* _Work to complete_: Exactly reproduce the line that contains "Give me a plain-text" and all lines after it in the entries below, through the very last line.

(Data entries)

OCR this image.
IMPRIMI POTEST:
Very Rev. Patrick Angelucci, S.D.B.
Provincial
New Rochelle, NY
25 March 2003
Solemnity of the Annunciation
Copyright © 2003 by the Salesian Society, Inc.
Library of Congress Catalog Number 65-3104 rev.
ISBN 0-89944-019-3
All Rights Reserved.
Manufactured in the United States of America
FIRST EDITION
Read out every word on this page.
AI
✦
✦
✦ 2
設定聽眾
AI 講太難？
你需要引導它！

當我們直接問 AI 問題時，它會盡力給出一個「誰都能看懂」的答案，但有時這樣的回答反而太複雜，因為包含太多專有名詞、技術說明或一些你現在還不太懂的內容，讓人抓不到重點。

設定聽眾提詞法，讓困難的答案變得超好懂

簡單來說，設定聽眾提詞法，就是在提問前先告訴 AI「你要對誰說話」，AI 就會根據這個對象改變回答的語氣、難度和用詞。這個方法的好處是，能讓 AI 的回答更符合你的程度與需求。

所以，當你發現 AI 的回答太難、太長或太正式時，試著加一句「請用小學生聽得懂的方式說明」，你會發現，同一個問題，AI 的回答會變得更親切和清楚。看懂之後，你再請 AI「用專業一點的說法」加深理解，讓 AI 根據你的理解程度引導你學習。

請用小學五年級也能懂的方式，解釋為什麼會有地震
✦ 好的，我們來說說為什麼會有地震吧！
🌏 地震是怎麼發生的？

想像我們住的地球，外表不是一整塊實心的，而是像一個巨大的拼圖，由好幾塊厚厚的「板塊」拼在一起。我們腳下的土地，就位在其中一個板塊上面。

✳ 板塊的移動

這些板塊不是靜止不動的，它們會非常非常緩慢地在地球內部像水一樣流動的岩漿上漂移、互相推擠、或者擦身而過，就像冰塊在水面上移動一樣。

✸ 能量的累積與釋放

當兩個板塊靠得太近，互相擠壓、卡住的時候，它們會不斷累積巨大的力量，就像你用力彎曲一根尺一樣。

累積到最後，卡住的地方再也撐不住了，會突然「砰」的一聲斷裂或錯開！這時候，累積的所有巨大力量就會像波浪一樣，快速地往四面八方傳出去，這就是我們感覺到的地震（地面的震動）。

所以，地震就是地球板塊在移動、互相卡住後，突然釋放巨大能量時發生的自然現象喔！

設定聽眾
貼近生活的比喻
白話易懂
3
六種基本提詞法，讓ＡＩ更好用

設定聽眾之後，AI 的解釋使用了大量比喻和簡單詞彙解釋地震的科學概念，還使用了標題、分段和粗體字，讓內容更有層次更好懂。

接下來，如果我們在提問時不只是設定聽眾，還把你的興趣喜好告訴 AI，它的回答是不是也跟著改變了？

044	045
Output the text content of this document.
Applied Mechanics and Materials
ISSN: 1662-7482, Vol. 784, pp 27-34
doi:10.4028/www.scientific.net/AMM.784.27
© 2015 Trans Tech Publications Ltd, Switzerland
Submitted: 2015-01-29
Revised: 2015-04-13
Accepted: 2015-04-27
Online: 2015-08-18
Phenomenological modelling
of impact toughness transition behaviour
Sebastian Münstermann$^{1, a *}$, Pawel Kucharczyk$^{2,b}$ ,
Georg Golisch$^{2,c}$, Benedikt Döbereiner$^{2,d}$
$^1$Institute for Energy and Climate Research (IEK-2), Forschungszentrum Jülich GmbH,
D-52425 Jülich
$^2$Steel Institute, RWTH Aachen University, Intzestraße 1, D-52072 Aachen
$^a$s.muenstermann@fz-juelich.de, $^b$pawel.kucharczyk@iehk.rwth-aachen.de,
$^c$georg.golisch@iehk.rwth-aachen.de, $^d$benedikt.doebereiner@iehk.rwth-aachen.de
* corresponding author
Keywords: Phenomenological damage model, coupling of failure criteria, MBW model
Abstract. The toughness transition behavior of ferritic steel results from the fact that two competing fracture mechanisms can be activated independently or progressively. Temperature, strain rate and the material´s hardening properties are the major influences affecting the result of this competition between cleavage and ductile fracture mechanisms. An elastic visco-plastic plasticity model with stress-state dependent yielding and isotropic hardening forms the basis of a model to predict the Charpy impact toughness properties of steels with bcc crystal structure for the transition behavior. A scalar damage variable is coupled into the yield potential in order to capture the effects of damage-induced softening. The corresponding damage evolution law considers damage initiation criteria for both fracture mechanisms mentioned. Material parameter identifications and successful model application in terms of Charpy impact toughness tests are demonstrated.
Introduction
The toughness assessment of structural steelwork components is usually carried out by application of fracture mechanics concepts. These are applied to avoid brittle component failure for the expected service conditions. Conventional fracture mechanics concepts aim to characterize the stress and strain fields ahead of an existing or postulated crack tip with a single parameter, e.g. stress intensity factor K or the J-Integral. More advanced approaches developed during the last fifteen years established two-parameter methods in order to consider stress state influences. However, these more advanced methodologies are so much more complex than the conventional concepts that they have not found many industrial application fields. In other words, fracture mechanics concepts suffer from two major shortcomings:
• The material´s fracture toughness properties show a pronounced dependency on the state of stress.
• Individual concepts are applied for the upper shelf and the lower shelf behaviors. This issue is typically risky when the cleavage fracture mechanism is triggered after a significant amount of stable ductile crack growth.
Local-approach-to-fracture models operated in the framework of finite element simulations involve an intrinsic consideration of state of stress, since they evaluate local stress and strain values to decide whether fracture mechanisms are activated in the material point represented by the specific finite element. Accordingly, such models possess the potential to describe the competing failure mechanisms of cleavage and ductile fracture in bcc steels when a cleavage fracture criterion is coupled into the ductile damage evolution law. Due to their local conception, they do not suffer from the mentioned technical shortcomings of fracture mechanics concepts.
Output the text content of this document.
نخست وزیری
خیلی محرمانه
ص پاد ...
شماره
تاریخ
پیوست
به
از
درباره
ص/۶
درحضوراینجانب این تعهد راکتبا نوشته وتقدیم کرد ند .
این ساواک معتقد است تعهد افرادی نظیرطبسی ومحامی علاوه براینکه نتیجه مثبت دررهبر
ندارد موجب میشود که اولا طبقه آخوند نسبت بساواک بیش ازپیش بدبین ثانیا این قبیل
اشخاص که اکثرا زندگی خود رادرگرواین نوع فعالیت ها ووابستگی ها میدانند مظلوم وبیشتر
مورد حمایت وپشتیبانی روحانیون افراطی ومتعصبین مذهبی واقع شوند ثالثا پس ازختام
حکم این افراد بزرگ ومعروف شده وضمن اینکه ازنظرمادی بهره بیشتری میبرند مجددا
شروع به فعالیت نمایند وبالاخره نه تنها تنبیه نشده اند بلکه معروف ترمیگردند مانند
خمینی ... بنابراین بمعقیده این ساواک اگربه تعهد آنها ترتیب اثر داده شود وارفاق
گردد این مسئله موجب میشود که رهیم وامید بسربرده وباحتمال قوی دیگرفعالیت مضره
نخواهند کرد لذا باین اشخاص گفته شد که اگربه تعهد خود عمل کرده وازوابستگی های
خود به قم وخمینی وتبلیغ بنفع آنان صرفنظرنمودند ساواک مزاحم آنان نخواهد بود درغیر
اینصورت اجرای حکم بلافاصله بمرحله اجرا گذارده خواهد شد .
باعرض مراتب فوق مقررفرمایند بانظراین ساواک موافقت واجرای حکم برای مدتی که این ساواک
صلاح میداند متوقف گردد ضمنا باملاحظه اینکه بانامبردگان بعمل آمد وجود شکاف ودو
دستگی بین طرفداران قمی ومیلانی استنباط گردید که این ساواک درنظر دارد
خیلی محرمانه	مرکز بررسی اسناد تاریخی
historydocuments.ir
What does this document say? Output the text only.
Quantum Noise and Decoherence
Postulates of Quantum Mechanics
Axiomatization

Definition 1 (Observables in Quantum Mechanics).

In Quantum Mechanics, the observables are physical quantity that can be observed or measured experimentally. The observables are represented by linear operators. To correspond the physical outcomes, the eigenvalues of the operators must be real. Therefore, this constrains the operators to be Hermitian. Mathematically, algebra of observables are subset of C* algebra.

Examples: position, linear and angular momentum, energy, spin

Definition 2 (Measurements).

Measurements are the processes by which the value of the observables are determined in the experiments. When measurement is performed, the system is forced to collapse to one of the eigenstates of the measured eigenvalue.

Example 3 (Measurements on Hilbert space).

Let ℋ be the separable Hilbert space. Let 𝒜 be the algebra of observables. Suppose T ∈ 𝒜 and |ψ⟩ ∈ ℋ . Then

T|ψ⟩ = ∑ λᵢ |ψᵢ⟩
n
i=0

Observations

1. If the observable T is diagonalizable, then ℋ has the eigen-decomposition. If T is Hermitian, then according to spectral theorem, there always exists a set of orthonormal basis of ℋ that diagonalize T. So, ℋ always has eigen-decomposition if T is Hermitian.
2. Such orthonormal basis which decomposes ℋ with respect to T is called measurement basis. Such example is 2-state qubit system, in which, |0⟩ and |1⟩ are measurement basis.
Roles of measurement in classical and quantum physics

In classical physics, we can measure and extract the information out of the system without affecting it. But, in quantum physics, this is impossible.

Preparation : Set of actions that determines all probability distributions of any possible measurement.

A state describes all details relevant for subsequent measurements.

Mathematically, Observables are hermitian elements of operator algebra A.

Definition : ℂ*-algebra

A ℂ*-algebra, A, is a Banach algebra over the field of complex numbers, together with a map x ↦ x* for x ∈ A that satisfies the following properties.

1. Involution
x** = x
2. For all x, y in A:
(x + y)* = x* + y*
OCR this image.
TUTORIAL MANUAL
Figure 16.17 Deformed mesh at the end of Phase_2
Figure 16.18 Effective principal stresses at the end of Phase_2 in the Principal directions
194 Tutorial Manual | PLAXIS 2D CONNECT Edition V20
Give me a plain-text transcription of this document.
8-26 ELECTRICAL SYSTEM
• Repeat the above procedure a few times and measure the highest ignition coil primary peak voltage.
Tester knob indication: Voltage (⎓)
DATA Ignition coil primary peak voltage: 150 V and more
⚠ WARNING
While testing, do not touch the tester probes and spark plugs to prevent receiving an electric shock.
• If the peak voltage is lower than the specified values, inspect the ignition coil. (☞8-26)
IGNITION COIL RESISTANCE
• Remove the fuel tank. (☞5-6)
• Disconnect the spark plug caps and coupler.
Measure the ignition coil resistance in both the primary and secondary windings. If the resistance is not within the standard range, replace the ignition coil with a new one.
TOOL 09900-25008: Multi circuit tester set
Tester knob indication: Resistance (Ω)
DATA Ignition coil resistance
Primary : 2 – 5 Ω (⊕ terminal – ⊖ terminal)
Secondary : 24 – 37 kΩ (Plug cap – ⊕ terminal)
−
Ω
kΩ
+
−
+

* _Finished task_:
Give me a plain-text transcription of this document.
8-26 ELECTRICAL SYSTEM
• Repeat the above procedure a few times and measure the highest ignition coil primary peak voltage.
Tester knob indication: Voltage (⎓)
DATA Ignition coil primary peak voltage: 150 V and more
⚠ WARNING
While testing, do not touch the tester probes and spark plugs to prevent receiving an electric shock.
• If the peak voltage is lower than the specified values, inspect the ignition coil. (☞8-26)
IGNITION COIL RESISTANCE
• Remove the fuel tank. (☞5-6)
• Disconnect the spark plug caps and coupler.
Measure the ignition coil resistance in both the primary and secondary windings. If the resistance is not within the standard range, replace the ignition coil with a new one.
TOOL 09900-25008: Multi circuit tester set
Tester knob indication: Resistance (Ω)
DATA Ignition coil resistance
Primary : 2 – 5 Ω (⊕ terminal – ⊖ terminal)
Secondary : 24 – 37 kΩ (Plug cap – ⊕ terminal)
−
Ω
kΩ
+
−
+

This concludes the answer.